» **Work to complete**:
Copy out every line of the records where the string "reducing" occurs.

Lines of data
◆ ◆ ◆ ◆
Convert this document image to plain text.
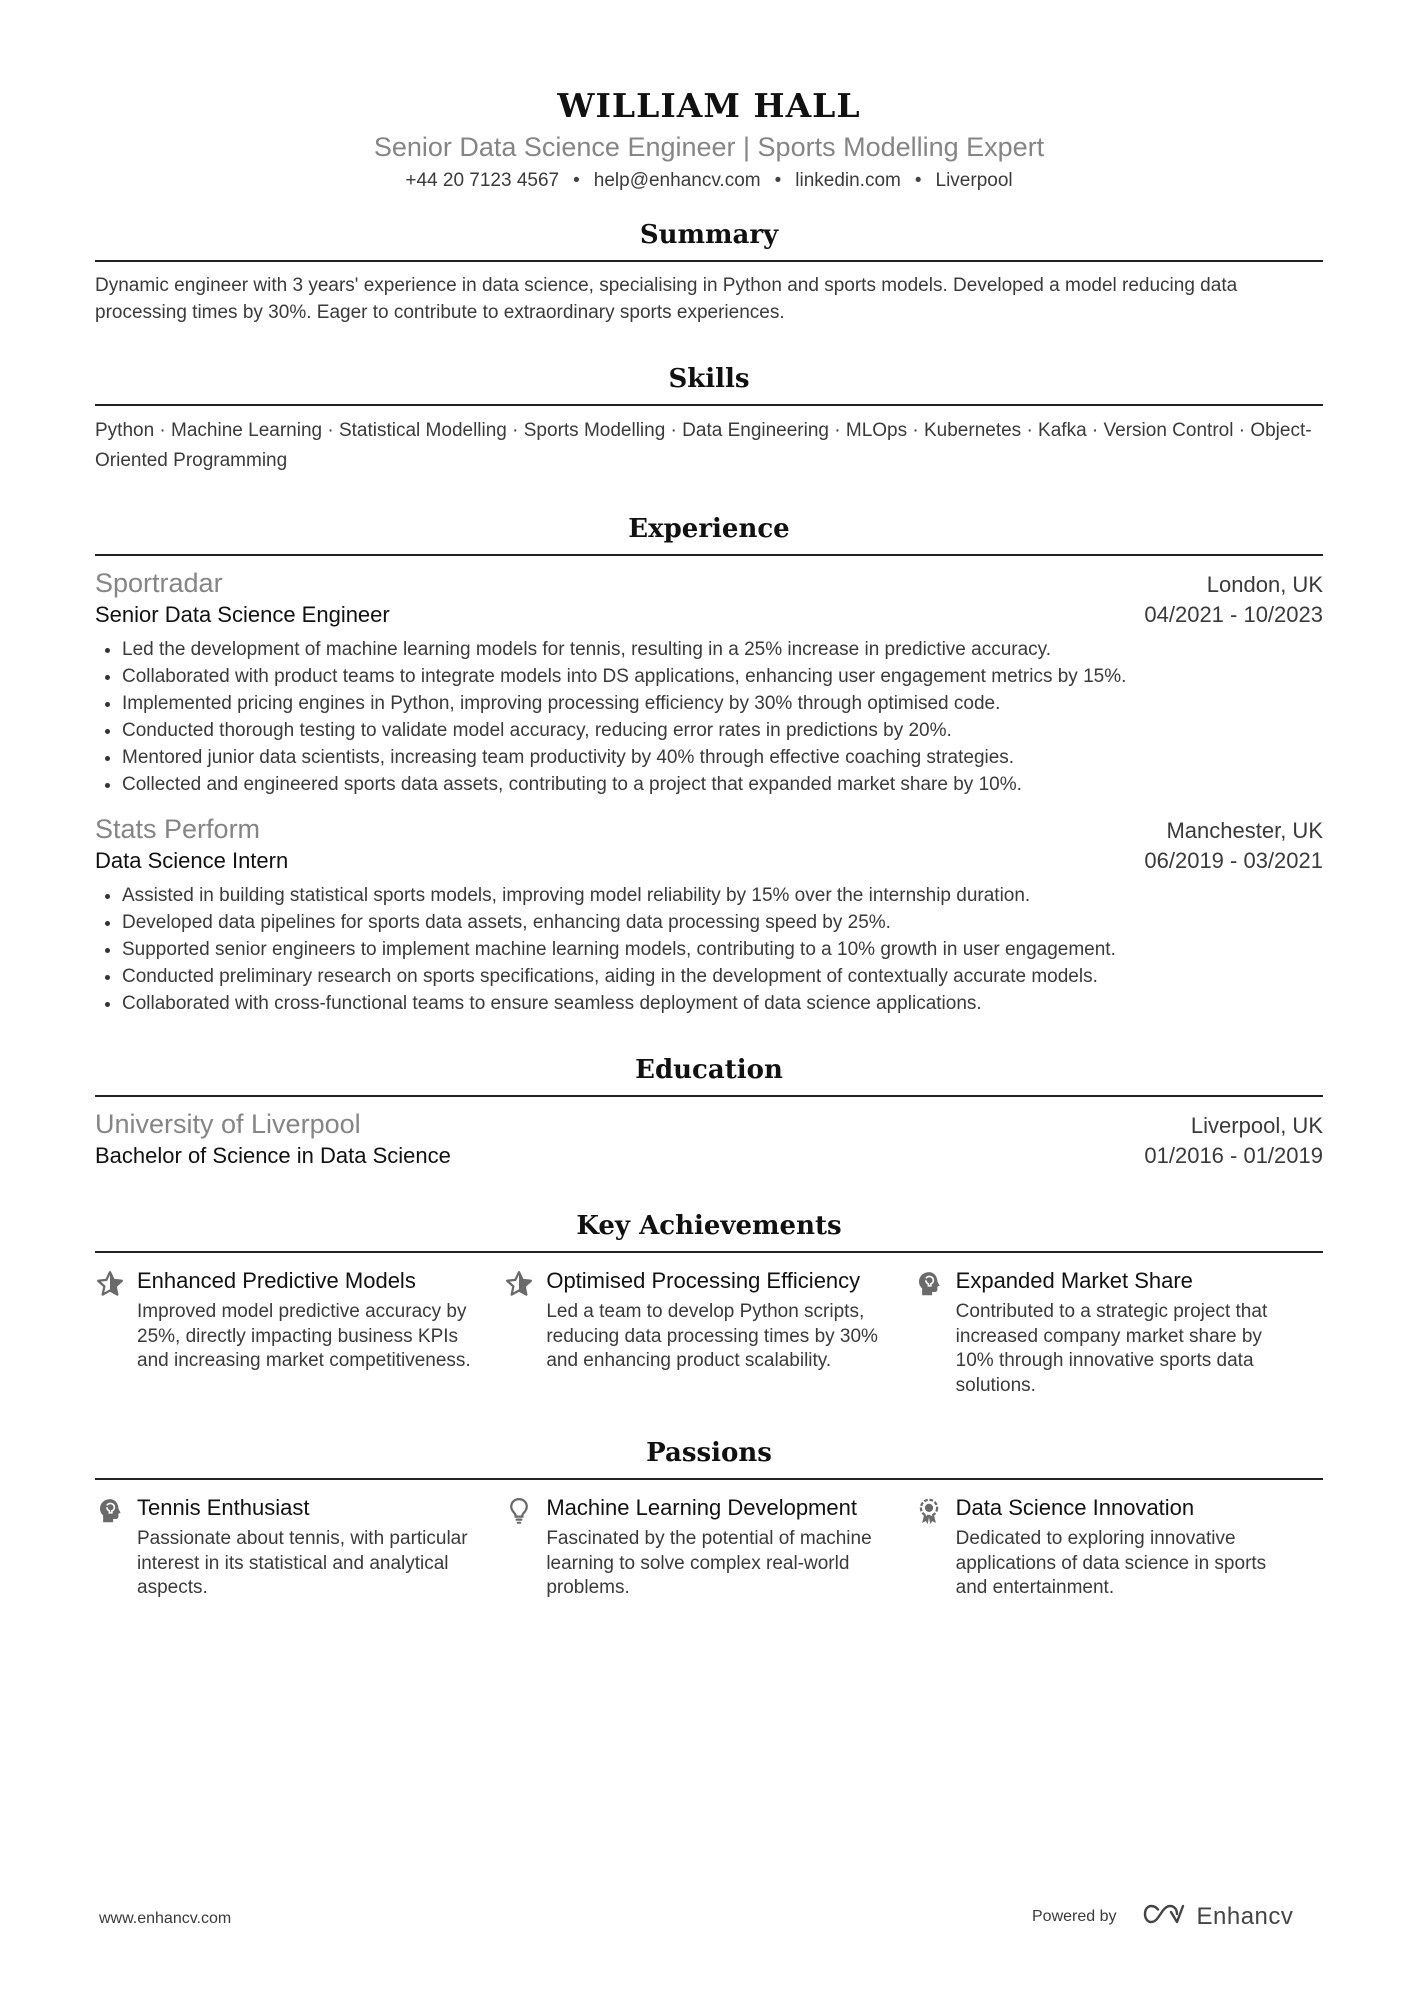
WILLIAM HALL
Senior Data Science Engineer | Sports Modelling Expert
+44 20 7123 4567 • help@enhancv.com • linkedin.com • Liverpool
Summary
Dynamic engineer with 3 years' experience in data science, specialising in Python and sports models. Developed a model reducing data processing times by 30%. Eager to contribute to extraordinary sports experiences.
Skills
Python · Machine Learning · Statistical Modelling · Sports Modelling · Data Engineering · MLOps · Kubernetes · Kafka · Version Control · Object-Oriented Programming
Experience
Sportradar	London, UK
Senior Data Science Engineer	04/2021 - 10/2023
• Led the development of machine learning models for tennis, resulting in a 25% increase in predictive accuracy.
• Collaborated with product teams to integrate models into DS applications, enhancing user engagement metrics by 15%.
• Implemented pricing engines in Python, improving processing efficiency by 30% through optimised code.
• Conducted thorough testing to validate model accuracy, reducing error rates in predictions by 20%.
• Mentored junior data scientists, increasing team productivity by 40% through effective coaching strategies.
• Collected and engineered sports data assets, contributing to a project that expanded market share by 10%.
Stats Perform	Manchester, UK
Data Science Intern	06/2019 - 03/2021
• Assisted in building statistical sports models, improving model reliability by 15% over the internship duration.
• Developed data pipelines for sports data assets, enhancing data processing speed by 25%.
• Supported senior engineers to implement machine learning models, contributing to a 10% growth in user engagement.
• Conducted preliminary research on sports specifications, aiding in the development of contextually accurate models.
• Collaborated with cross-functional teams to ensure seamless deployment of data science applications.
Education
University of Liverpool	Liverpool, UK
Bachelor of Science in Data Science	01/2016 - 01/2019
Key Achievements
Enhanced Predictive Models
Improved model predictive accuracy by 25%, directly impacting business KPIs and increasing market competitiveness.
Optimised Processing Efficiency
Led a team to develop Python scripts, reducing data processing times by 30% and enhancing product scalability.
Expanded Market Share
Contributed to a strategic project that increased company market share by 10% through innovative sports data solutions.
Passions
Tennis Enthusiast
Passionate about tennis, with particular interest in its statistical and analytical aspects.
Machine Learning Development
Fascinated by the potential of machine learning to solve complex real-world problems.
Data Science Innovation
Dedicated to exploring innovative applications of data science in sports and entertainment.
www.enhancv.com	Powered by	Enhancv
◆ ◆ ◆ ◆
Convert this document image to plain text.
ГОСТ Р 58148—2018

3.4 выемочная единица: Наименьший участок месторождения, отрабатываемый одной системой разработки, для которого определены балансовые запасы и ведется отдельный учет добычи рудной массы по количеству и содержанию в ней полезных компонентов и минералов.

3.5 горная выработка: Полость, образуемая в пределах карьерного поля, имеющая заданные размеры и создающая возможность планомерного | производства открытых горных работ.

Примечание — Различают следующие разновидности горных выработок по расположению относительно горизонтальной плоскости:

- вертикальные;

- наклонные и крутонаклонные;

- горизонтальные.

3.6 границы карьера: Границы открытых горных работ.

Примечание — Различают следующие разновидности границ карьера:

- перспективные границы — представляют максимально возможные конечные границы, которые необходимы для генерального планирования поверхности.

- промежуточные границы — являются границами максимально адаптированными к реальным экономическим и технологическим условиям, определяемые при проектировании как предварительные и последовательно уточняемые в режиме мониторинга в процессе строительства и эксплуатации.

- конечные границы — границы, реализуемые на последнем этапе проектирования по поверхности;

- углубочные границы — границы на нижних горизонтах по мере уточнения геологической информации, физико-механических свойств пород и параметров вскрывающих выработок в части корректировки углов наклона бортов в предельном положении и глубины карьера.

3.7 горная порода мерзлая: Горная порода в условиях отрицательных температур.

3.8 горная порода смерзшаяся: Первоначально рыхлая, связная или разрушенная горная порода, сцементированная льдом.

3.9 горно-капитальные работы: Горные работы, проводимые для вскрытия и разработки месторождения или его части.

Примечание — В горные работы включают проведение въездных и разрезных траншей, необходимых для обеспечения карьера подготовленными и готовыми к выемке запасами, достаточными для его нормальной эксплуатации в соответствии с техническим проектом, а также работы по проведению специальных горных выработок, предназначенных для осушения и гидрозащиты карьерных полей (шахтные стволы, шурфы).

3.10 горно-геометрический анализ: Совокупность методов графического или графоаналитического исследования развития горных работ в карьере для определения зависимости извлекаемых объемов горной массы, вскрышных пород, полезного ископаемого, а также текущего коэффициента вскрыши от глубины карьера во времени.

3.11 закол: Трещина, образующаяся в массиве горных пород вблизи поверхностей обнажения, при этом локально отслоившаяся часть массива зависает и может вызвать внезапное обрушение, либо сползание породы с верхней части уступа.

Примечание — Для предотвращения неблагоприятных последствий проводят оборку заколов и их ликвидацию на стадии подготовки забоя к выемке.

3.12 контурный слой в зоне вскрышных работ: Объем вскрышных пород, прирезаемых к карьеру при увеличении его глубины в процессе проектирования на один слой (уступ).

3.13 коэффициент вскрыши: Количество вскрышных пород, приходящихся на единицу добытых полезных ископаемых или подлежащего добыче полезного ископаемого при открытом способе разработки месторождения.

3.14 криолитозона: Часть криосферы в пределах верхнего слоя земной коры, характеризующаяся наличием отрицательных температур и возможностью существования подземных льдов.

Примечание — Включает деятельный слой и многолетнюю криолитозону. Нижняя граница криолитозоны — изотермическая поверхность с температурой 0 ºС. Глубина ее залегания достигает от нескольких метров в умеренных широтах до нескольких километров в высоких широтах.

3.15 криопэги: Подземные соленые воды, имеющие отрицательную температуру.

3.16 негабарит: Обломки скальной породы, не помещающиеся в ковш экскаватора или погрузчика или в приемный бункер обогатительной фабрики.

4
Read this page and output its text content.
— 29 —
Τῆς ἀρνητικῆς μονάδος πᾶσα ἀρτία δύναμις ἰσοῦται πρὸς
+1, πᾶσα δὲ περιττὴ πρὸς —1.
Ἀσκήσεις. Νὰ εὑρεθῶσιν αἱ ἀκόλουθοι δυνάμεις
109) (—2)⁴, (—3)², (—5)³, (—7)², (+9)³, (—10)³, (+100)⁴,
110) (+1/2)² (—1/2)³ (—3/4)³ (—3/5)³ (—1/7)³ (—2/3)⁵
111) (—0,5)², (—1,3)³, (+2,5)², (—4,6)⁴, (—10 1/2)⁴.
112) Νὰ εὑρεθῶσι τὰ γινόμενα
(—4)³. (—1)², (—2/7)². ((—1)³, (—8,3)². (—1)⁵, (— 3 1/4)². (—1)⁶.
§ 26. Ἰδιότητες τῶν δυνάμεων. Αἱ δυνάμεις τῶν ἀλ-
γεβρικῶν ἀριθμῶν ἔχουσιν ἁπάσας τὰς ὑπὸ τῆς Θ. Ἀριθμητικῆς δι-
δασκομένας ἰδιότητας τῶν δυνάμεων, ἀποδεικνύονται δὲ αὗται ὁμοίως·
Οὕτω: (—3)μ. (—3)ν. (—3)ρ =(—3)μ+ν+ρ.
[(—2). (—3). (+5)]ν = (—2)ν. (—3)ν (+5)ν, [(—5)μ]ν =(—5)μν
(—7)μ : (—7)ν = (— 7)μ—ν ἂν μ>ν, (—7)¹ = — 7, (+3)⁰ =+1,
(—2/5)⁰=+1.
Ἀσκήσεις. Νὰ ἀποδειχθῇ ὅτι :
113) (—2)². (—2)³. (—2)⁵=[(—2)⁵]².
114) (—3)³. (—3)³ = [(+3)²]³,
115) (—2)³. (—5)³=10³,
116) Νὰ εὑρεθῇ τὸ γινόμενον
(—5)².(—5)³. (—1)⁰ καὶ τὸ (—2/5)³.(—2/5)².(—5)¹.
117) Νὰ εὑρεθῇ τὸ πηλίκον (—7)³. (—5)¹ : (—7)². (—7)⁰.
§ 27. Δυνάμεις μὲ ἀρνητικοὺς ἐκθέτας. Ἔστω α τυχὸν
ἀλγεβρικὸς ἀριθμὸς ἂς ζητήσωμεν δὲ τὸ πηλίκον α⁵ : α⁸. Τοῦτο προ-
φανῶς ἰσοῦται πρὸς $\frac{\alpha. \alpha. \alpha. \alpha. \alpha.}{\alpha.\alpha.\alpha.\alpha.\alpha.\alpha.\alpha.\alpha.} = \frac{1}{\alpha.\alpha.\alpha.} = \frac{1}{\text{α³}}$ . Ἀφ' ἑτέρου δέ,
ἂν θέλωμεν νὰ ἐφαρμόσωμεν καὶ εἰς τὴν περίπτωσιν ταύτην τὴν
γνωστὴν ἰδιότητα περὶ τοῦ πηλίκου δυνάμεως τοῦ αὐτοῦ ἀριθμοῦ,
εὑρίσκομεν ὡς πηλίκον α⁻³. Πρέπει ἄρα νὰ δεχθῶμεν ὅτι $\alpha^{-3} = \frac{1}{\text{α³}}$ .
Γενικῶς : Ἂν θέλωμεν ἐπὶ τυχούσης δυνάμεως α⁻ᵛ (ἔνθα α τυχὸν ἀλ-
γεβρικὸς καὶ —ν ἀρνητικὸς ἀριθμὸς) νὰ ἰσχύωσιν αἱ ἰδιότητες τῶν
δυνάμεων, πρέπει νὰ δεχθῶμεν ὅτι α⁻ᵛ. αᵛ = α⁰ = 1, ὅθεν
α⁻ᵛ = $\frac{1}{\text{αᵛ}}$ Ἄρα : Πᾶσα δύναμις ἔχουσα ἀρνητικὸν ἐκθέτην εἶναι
◆ ◆ ◆ ◆
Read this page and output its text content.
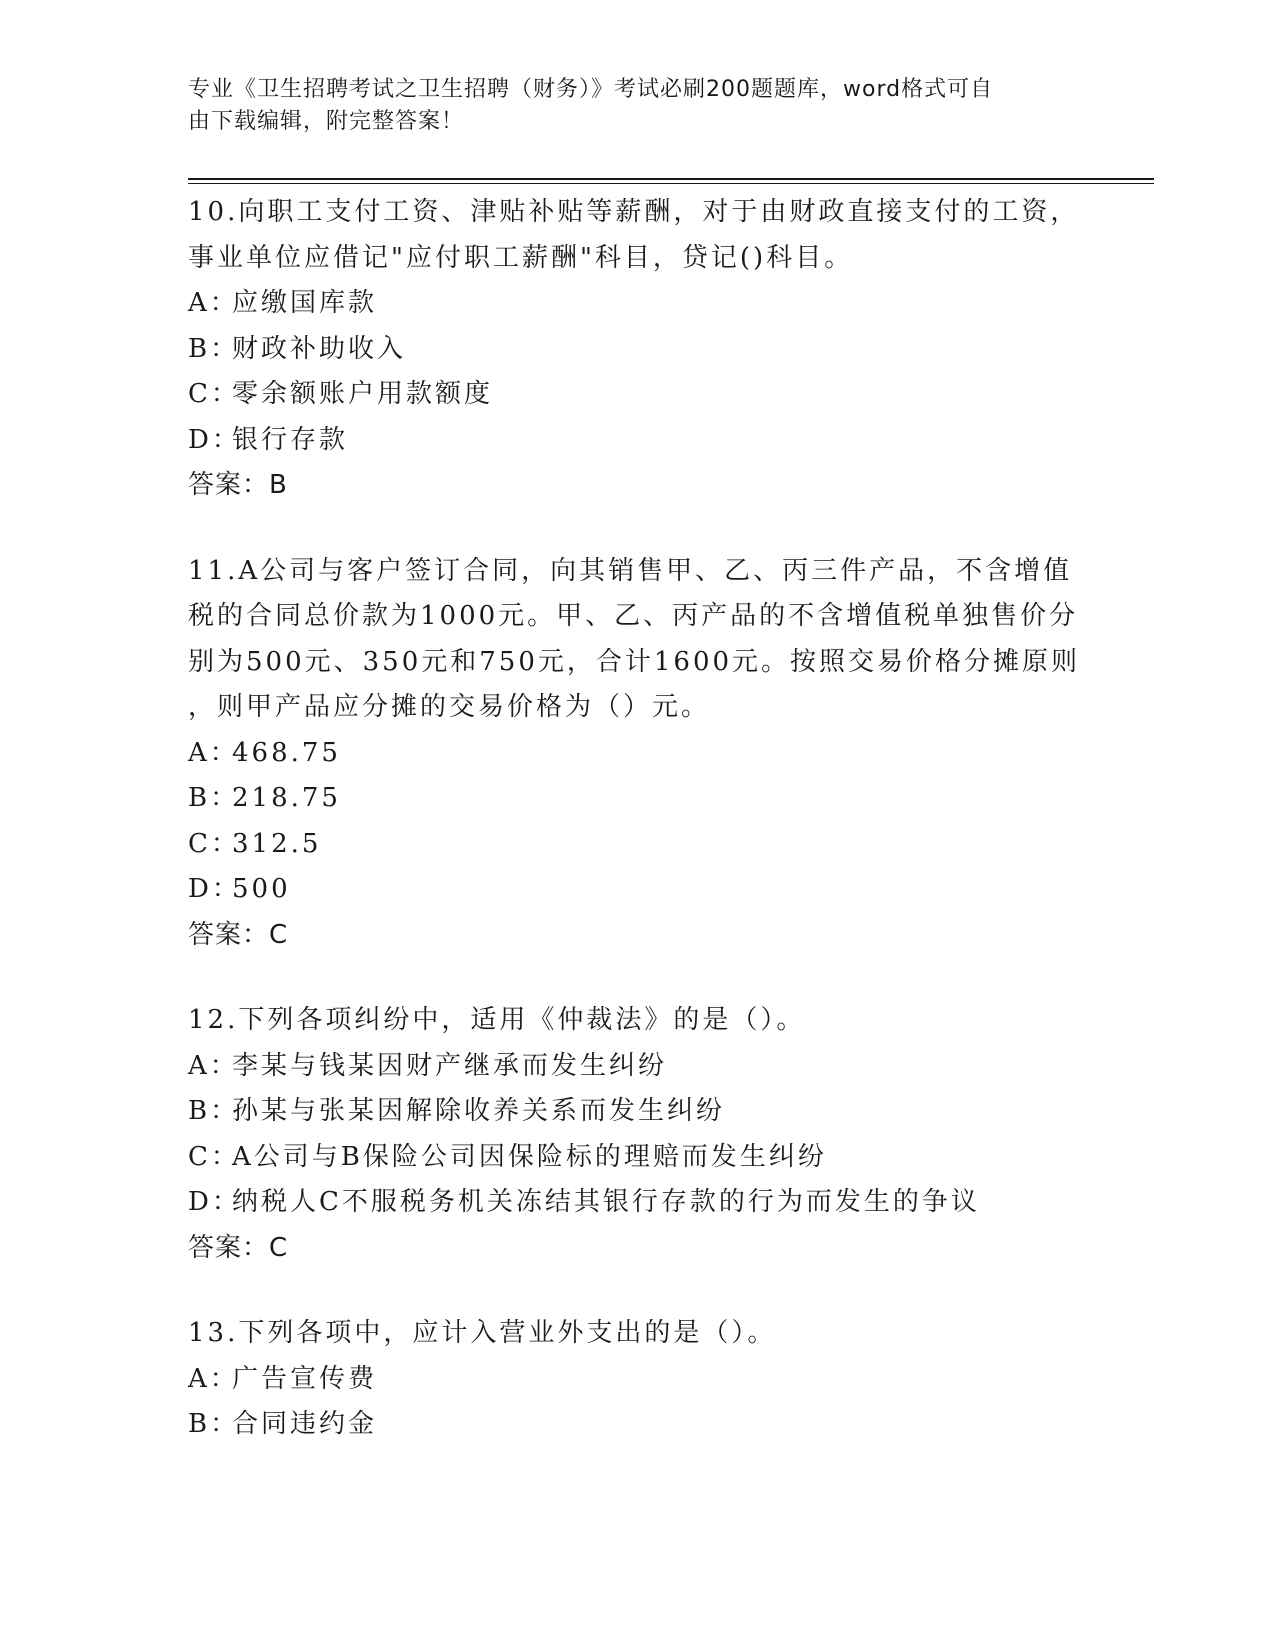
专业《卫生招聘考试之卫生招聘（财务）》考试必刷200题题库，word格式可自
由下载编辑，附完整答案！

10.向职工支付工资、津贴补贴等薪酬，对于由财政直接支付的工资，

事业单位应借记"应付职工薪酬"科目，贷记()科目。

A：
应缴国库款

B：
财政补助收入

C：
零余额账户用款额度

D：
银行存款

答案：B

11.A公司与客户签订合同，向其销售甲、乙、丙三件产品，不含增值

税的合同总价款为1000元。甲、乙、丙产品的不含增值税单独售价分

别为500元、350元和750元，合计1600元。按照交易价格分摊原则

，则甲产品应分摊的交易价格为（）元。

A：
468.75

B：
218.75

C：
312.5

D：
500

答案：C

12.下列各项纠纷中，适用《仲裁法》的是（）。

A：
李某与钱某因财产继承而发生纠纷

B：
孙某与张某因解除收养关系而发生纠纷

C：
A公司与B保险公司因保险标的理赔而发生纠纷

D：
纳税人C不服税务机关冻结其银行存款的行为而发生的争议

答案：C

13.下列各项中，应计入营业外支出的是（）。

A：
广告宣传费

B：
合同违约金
◆ ◆ ◆ ◆
» **Solution**:
Dynamic engineer with 3 years' experience in data science, specialising in Python and sports models. Developed a model reducing data processing times by 30%. Eager to contribute to extraordinary sports experiences.
• Conducted thorough testing to validate model accuracy, reducing error rates in predictions by 20%.
Led a team to develop Python scripts, reducing data processing times by 30% and enhancing product scalability.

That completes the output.